_Directions_: Select the lines that hold the word "Sand" and copy each one.

# START OF Provided data

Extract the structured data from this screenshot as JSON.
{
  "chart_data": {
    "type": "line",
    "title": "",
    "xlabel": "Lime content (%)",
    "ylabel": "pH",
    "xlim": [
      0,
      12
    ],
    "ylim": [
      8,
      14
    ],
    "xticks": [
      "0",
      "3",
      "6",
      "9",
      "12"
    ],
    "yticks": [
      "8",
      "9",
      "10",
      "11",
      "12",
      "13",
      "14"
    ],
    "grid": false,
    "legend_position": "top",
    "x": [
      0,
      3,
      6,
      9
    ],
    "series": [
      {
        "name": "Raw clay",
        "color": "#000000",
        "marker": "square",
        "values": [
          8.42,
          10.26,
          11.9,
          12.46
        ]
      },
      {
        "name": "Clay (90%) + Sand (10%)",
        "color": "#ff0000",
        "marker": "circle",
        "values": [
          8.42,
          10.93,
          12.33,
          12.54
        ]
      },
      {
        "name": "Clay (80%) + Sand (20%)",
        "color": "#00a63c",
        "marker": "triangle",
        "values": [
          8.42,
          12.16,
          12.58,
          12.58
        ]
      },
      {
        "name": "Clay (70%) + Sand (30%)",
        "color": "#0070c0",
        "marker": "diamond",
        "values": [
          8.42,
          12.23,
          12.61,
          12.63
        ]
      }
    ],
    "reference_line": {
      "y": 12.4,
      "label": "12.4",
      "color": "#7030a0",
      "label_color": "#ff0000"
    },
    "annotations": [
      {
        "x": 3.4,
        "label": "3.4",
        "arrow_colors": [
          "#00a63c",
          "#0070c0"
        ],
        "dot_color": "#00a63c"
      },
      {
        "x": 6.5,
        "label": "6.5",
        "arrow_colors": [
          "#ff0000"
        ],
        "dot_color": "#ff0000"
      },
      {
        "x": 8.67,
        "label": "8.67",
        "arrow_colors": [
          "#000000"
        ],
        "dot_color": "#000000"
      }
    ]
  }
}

# END OF Provided data

_Solution for this exercise_:
        "name": "Clay (90%) + Sand (10%)",
        "name": "Clay (80%) + Sand (20%)",
        "name": "Clay (70%) + Sand (30%)",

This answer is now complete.